◆ **THE TASK**:
Duplicate every line of the entries below, character for character.

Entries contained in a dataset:
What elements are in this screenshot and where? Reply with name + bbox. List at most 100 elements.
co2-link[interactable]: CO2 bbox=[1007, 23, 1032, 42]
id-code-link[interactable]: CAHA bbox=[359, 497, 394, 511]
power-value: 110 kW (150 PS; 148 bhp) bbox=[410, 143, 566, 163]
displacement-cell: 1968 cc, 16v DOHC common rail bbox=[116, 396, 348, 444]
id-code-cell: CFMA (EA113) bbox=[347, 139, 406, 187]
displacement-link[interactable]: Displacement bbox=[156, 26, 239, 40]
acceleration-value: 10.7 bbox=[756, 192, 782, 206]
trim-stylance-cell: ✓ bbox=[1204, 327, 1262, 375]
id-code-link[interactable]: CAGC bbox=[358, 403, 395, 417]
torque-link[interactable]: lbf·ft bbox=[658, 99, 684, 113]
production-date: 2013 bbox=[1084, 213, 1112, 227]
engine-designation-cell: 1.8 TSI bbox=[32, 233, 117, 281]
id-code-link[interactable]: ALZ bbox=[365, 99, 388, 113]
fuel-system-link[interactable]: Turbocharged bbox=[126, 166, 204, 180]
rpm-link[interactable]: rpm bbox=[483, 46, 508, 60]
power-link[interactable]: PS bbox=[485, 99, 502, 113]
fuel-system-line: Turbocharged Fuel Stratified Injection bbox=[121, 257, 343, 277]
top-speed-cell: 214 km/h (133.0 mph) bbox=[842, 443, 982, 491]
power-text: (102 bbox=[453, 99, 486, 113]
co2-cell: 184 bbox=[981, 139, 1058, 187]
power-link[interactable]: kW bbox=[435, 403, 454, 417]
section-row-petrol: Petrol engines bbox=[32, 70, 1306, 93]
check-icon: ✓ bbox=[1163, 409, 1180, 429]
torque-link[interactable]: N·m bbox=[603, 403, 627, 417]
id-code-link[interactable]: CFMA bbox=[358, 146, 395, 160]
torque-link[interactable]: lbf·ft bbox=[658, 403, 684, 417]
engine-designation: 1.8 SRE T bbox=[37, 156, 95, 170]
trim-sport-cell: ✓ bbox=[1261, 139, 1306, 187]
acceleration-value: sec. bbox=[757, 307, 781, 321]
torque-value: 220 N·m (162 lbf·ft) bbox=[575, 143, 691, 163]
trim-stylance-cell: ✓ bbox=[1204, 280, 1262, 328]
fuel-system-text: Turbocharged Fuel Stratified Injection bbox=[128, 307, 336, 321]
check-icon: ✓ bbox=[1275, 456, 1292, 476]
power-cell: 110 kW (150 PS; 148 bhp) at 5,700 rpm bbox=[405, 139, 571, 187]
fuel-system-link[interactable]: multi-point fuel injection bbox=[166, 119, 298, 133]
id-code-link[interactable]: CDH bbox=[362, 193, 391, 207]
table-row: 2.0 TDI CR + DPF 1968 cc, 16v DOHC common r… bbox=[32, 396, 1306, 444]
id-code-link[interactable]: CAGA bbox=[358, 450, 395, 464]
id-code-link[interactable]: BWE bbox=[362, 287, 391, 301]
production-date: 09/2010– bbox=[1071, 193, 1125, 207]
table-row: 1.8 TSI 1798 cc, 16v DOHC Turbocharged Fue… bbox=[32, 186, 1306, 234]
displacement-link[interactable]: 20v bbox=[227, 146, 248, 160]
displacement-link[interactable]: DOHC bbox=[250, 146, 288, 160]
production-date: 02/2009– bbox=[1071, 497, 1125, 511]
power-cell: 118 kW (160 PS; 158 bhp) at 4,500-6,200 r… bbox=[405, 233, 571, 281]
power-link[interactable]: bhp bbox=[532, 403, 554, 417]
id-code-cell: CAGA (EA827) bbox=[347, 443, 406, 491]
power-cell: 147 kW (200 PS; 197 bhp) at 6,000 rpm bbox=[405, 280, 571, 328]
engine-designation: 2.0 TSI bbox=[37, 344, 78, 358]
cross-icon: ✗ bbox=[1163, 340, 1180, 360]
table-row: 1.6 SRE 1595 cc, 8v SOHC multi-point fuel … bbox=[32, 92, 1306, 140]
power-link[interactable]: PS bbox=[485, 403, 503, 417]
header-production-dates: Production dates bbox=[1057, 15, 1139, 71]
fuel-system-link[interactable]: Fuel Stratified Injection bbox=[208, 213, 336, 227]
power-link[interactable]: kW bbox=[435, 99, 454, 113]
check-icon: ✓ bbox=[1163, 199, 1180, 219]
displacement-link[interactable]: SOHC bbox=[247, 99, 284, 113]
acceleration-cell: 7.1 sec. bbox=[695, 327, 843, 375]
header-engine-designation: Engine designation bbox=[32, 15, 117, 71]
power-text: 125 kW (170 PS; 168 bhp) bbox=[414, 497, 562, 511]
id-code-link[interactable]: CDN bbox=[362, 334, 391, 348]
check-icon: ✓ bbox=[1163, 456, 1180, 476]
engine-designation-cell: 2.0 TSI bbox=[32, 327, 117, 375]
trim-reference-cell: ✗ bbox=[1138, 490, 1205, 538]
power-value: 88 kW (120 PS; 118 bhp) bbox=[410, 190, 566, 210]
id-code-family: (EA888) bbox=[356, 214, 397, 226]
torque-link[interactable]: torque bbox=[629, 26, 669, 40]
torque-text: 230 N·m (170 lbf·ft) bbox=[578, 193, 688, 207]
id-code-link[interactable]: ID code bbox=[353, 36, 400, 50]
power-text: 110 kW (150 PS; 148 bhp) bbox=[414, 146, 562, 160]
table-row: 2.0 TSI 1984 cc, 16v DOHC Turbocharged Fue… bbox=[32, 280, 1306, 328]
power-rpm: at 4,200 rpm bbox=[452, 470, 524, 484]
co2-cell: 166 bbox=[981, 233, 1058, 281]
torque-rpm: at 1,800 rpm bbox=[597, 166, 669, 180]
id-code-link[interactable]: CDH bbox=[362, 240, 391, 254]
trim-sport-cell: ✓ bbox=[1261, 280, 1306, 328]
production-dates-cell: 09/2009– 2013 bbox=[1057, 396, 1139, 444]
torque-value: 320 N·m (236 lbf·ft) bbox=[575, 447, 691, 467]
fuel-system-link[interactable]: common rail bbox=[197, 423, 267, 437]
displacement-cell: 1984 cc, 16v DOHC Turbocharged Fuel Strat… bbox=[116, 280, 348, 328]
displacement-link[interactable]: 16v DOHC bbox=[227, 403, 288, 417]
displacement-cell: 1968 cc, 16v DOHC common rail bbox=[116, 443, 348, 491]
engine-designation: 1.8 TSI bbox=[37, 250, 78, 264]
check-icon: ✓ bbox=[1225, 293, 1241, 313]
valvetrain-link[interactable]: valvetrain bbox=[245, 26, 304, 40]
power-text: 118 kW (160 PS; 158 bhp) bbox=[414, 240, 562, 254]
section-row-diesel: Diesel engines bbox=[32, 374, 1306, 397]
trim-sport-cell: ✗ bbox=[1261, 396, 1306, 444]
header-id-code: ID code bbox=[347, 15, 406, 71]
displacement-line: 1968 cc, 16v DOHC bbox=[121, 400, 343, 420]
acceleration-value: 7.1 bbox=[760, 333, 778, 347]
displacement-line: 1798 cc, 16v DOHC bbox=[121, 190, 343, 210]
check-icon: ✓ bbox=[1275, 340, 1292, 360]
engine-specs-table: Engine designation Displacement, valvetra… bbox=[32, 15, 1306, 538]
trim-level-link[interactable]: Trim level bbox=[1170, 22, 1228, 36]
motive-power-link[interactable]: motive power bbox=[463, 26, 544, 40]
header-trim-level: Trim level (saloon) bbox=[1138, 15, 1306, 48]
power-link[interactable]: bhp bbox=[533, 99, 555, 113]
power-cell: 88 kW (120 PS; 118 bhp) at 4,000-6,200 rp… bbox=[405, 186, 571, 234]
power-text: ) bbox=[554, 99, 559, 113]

◆ **ANSWER TO THIS TASK**:
What elements are in this screenshot and where? Reply with name + bbox. List at most 100 elements.
co2-link[interactable]: CO2 bbox=[1007, 23, 1032, 42]
id-code-link[interactable]: CAHA bbox=[359, 497, 394, 511]
power-value: 110 kW (150 PS; 148 bhp) bbox=[410, 143, 566, 163]
displacement-cell: 1968 cc, 16v DOHC common rail bbox=[116, 396, 348, 444]
id-code-cell: CFMA (EA113) bbox=[347, 139, 406, 187]
displacement-link[interactable]: Displacement bbox=[156, 26, 239, 40]
acceleration-value: 10.7 bbox=[756, 192, 782, 206]
trim-stylance-cell: ✓ bbox=[1204, 327, 1262, 375]
id-code-link[interactable]: CAGC bbox=[358, 403, 395, 417]
torque-link[interactable]: lbf·ft bbox=[658, 99, 684, 113]
production-date: 2013 bbox=[1084, 213, 1112, 227]
engine-designation-cell: 1.8 TSI bbox=[32, 233, 117, 281]
id-code-link[interactable]: ALZ bbox=[365, 99, 388, 113]
fuel-system-link[interactable]: Turbocharged bbox=[126, 166, 204, 180]
rpm-link[interactable]: rpm bbox=[483, 46, 508, 60]
power-link[interactable]: PS bbox=[485, 99, 502, 113]
fuel-system-line: Turbocharged Fuel Stratified Injection bbox=[121, 257, 343, 277]
top-speed-cell: 214 km/h (133.0 mph) bbox=[842, 443, 982, 491]
power-text: (102 bbox=[453, 99, 486, 113]
co2-cell: 184 bbox=[981, 139, 1058, 187]
power-link[interactable]: kW bbox=[435, 403, 454, 417]
section-row-petrol: Petrol engines bbox=[32, 70, 1306, 93]
check-icon: ✓ bbox=[1163, 409, 1180, 429]
torque-link[interactable]: N·m bbox=[603, 403, 627, 417]
id-code-link[interactable]: CFMA bbox=[358, 146, 395, 160]
torque-link[interactable]: lbf·ft bbox=[658, 403, 684, 417]
engine-designation: 1.8 SRE T bbox=[37, 156, 95, 170]
trim-sport-cell: ✓ bbox=[1261, 139, 1306, 187]
acceleration-value: sec. bbox=[757, 307, 781, 321]
torque-value: 220 N·m (162 lbf·ft) bbox=[575, 143, 691, 163]
trim-stylance-cell: ✓ bbox=[1204, 280, 1262, 328]
fuel-system-text: Turbocharged Fuel Stratified Injection bbox=[128, 307, 336, 321]
check-icon: ✓ bbox=[1275, 456, 1292, 476]
power-cell: 110 kW (150 PS; 148 bhp) at 5,700 rpm bbox=[405, 139, 571, 187]
fuel-system-link[interactable]: multi-point fuel injection bbox=[166, 119, 298, 133]
id-code-link[interactable]: CDH bbox=[362, 193, 391, 207]
table-row: 2.0 TDI CR + DPF 1968 cc, 16v DOHC common r… bbox=[32, 396, 1306, 444]
id-code-link[interactable]: CAGA bbox=[358, 450, 395, 464]
id-code-link[interactable]: BWE bbox=[362, 287, 391, 301]
production-date: 09/2010– bbox=[1071, 193, 1125, 207]
table-row: 1.8 TSI 1798 cc, 16v DOHC Turbocharged Fue… bbox=[32, 186, 1306, 234]
displacement-link[interactable]: 20v bbox=[227, 146, 248, 160]
displacement-link[interactable]: DOHC bbox=[250, 146, 288, 160]
production-date: 02/2009– bbox=[1071, 497, 1125, 511]
power-cell: 118 kW (160 PS; 158 bhp) at 4,500-6,200 r… bbox=[405, 233, 571, 281]
power-link[interactable]: bhp bbox=[532, 403, 554, 417]
id-code-cell: CAGA (EA827) bbox=[347, 443, 406, 491]
power-cell: 147 kW (200 PS; 197 bhp) at 6,000 rpm bbox=[405, 280, 571, 328]
engine-designation: 2.0 TSI bbox=[37, 344, 78, 358]
cross-icon: ✗ bbox=[1163, 340, 1180, 360]
table-row: 1.6 SRE 1595 cc, 8v SOHC multi-point fuel … bbox=[32, 92, 1306, 140]
power-link[interactable]: PS bbox=[485, 403, 503, 417]
header-production-dates: Production dates bbox=[1057, 15, 1139, 71]
fuel-system-link[interactable]: Fuel Stratified Injection bbox=[208, 213, 336, 227]
power-link[interactable]: kW bbox=[435, 99, 454, 113]
check-icon: ✓ bbox=[1163, 199, 1180, 219]
displacement-link[interactable]: SOHC bbox=[247, 99, 284, 113]
acceleration-cell: 7.1 sec. bbox=[695, 327, 843, 375]
header-engine-designation: Engine designation bbox=[32, 15, 117, 71]
power-text: 125 kW (170 PS; 168 bhp) bbox=[414, 497, 562, 511]
id-code-link[interactable]: CDN bbox=[362, 334, 391, 348]
check-icon: ✓ bbox=[1163, 456, 1180, 476]
engine-designation-cell: 2.0 TSI bbox=[32, 327, 117, 375]
trim-reference-cell: ✗ bbox=[1138, 490, 1205, 538]
power-value: 88 kW (120 PS; 118 bhp) bbox=[410, 190, 566, 210]
id-code-family: (EA888) bbox=[356, 214, 397, 226]
torque-link[interactable]: torque bbox=[629, 26, 669, 40]
torque-text: 230 N·m (170 lbf·ft) bbox=[578, 193, 688, 207]
id-code-link[interactable]: ID code bbox=[353, 36, 400, 50]
power-text: 110 kW (150 PS; 148 bhp) bbox=[414, 146, 562, 160]
table-row: 2.0 TSI 1984 cc, 16v DOHC Turbocharged Fue… bbox=[32, 280, 1306, 328]
power-rpm: at 4,200 rpm bbox=[452, 470, 524, 484]
co2-cell: 166 bbox=[981, 233, 1058, 281]
torque-rpm: at 1,800 rpm bbox=[597, 166, 669, 180]
id-code-link[interactable]: CDH bbox=[362, 240, 391, 254]
trim-sport-cell: ✓ bbox=[1261, 280, 1306, 328]
production-dates-cell: 09/2009– 2013 bbox=[1057, 396, 1139, 444]
torque-value: 320 N·m (236 lbf·ft) bbox=[575, 447, 691, 467]
fuel-system-link[interactable]: common rail bbox=[197, 423, 267, 437]
displacement-cell: 1984 cc, 16v DOHC Turbocharged Fuel Strat… bbox=[116, 280, 348, 328]
displacement-link[interactable]: 16v DOHC bbox=[227, 403, 288, 417]
displacement-cell: 1968 cc, 16v DOHC common rail bbox=[116, 443, 348, 491]
engine-designation: 1.8 TSI bbox=[37, 250, 78, 264]
check-icon: ✓ bbox=[1225, 293, 1241, 313]
valvetrain-link[interactable]: valvetrain bbox=[245, 26, 304, 40]
power-text: 118 kW (160 PS; 158 bhp) bbox=[414, 240, 562, 254]
section-row-diesel: Diesel engines bbox=[32, 374, 1306, 397]
trim-sport-cell: ✗ bbox=[1261, 396, 1306, 444]
header-id-code: ID code bbox=[347, 15, 406, 71]
displacement-line: 1968 cc, 16v DOHC bbox=[121, 400, 343, 420]
acceleration-value: 7.1 bbox=[760, 333, 778, 347]
displacement-line: 1798 cc, 16v DOHC bbox=[121, 190, 343, 210]
check-icon: ✓ bbox=[1275, 340, 1292, 360]
engine-specs-table: Engine designation Displacement, valvetra… bbox=[32, 15, 1306, 538]
trim-level-link[interactable]: Trim level bbox=[1170, 22, 1228, 36]
motive-power-link[interactable]: motive power bbox=[463, 26, 544, 40]
header-trim-level: Trim level (saloon) bbox=[1138, 15, 1306, 48]
power-link[interactable]: bhp bbox=[533, 99, 555, 113]
power-cell: 88 kW (120 PS; 118 bhp) at 4,000-6,200 rp… bbox=[405, 186, 571, 234]
power-text: ) bbox=[554, 99, 559, 113]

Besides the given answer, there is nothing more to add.